**Exercise task**
Output, with no changes, the span of lines that opens with the line containing "Convert this document image to plain text." and closes with the last line.
------------------------------------------------------------------------
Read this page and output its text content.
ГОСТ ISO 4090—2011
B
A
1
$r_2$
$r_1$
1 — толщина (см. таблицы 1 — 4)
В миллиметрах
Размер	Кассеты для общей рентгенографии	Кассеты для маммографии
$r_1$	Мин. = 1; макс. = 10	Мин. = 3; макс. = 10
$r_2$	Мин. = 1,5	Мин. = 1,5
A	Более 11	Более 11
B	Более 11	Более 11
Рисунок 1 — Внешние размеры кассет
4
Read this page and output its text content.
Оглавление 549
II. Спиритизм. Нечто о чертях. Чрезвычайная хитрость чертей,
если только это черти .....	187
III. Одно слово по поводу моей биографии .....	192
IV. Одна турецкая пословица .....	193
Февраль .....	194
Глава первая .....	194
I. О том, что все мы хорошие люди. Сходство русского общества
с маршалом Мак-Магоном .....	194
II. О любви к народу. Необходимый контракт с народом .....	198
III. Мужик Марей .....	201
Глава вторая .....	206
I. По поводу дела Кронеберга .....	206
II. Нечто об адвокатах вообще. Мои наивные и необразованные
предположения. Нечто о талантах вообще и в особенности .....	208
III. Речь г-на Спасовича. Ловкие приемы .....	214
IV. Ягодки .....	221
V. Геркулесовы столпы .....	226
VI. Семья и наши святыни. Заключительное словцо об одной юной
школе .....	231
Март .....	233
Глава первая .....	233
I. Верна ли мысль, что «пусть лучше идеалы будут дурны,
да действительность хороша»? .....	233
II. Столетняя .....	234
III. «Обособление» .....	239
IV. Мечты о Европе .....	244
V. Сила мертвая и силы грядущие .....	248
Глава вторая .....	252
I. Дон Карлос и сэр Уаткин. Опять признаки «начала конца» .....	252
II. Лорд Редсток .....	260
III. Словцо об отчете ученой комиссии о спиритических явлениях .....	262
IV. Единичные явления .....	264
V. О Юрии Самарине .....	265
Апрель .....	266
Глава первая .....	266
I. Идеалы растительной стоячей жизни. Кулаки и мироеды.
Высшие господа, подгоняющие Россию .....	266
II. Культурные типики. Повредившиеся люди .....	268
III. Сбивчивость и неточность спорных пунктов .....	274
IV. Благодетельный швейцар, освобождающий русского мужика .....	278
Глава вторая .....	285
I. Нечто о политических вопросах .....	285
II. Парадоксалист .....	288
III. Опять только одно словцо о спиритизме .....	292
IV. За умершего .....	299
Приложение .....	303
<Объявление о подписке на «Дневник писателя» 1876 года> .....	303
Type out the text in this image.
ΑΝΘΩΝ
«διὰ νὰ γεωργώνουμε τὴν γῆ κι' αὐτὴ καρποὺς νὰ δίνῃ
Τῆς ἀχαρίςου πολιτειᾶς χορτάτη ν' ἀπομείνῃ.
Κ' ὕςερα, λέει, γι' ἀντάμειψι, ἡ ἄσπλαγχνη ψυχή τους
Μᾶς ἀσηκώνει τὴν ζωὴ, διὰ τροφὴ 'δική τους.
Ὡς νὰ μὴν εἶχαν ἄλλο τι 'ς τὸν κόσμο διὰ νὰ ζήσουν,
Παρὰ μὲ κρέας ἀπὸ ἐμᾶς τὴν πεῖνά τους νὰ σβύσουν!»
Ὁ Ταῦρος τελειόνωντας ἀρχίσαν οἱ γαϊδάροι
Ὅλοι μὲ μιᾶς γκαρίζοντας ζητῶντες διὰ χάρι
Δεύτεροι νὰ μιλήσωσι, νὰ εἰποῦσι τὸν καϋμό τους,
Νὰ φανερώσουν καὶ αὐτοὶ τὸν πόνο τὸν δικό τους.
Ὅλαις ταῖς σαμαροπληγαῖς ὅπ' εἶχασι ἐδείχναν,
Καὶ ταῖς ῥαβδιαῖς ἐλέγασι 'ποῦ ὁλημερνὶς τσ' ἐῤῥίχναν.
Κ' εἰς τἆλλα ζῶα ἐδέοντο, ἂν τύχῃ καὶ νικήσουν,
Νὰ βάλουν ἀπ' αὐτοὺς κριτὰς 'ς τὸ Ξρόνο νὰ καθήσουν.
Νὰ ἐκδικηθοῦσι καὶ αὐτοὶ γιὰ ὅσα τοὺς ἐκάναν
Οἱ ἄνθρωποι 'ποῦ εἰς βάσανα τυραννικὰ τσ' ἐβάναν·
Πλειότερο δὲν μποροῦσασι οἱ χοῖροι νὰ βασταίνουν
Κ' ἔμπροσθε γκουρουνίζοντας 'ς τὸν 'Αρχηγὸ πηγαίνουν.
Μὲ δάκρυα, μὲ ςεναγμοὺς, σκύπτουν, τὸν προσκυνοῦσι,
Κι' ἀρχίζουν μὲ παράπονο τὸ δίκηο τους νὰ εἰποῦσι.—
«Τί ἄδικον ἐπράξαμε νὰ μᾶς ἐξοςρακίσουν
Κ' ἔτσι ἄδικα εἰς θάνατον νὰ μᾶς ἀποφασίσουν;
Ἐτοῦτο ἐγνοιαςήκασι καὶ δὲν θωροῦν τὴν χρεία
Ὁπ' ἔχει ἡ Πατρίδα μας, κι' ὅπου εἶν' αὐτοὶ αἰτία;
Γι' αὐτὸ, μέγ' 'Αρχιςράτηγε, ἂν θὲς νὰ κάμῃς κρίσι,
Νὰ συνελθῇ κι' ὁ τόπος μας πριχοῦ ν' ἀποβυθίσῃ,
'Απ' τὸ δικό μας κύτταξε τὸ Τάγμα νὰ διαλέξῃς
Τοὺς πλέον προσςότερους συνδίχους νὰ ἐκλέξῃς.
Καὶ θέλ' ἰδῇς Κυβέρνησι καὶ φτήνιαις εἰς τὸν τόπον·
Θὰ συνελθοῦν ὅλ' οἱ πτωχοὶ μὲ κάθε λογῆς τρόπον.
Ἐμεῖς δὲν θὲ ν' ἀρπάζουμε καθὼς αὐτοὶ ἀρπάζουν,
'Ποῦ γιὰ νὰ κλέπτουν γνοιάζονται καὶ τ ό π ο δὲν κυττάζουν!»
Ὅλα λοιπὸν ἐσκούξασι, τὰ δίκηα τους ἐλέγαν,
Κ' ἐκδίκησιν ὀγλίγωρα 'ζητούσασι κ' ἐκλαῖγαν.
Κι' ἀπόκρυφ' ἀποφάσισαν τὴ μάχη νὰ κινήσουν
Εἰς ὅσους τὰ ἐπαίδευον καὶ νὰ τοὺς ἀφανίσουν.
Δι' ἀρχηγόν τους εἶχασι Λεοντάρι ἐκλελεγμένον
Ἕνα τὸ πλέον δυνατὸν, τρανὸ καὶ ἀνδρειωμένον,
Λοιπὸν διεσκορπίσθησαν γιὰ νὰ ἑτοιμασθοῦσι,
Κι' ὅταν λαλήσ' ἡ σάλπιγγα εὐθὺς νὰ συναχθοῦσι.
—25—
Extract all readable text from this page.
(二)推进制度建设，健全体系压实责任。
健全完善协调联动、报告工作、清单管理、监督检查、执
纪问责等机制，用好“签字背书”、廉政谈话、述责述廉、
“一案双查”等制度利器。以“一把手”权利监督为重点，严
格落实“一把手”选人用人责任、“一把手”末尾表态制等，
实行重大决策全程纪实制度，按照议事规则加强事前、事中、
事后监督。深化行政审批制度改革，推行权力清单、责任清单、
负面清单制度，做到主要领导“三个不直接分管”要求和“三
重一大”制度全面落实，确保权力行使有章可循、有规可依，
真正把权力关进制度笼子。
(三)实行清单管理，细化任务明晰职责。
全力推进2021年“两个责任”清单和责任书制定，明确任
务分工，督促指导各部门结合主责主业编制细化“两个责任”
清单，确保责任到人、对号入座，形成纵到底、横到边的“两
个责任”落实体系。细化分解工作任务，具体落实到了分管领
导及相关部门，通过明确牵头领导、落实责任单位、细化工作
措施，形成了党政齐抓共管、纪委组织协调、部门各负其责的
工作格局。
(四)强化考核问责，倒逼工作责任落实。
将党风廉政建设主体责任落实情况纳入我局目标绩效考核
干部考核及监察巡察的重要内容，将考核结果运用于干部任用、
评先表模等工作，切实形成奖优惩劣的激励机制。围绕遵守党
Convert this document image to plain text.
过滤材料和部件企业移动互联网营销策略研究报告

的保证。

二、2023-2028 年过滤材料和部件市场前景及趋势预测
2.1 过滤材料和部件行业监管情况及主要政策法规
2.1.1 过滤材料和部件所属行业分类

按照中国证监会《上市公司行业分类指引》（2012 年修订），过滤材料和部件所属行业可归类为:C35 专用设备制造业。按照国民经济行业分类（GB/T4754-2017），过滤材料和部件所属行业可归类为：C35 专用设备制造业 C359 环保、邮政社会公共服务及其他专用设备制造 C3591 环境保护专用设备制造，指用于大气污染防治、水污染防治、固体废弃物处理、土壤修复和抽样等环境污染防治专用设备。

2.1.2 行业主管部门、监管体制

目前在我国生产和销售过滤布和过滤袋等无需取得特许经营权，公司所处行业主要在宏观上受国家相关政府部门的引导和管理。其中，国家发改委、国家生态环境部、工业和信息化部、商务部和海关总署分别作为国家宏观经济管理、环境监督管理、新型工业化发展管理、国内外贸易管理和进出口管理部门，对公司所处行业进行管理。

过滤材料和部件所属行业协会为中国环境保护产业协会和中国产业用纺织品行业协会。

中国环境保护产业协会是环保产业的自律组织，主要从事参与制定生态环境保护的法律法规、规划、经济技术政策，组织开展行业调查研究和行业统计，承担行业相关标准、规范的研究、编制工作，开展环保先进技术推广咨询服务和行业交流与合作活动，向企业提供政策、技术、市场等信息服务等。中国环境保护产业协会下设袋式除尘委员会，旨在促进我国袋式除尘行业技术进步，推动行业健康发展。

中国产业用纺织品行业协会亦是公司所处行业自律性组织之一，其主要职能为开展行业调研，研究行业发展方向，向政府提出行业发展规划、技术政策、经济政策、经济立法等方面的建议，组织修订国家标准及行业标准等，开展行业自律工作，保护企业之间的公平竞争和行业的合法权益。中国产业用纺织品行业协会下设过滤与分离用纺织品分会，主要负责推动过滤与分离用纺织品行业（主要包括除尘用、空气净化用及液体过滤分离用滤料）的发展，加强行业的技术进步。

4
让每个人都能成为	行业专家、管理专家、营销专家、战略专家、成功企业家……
------------------------------------------------------------------------
**Task result**
Convert this document image to plain text.
过滤材料和部件企业移动互联网营销策略研究报告

的保证。

二、2023-2028 年过滤材料和部件市场前景及趋势预测
2.1 过滤材料和部件行业监管情况及主要政策法规
2.1.1 过滤材料和部件所属行业分类

按照中国证监会《上市公司行业分类指引》（2012 年修订），过滤材料和部件所属行业可归类为:C35 专用设备制造业。按照国民经济行业分类（GB/T4754-2017），过滤材料和部件所属行业可归类为：C35 专用设备制造业 C359 环保、邮政社会公共服务及其他专用设备制造 C3591 环境保护专用设备制造，指用于大气污染防治、水污染防治、固体废弃物处理、土壤修复和抽样等环境污染防治专用设备。

2.1.2 行业主管部门、监管体制

目前在我国生产和销售过滤布和过滤袋等无需取得特许经营权，公司所处行业主要在宏观上受国家相关政府部门的引导和管理。其中，国家发改委、国家生态环境部、工业和信息化部、商务部和海关总署分别作为国家宏观经济管理、环境监督管理、新型工业化发展管理、国内外贸易管理和进出口管理部门，对公司所处行业进行管理。

过滤材料和部件所属行业协会为中国环境保护产业协会和中国产业用纺织品行业协会。

中国环境保护产业协会是环保产业的自律组织，主要从事参与制定生态环境保护的法律法规、规划、经济技术政策，组织开展行业调查研究和行业统计，承担行业相关标准、规范的研究、编制工作，开展环保先进技术推广咨询服务和行业交流与合作活动，向企业提供政策、技术、市场等信息服务等。中国环境保护产业协会下设袋式除尘委员会，旨在促进我国袋式除尘行业技术进步，推动行业健康发展。

中国产业用纺织品行业协会亦是公司所处行业自律性组织之一，其主要职能为开展行业调研，研究行业发展方向，向政府提出行业发展规划、技术政策、经济政策、经济立法等方面的建议，组织修订国家标准及行业标准等，开展行业自律工作，保护企业之间的公平竞争和行业的合法权益。中国产业用纺织品行业协会下设过滤与分离用纺织品分会，主要负责推动过滤与分离用纺织品行业（主要包括除尘用、空气净化用及液体过滤分离用滤料）的发展，加强行业的技术进步。

4
让每个人都能成为	行业专家、管理专家、营销专家、战略专家、成功企业家……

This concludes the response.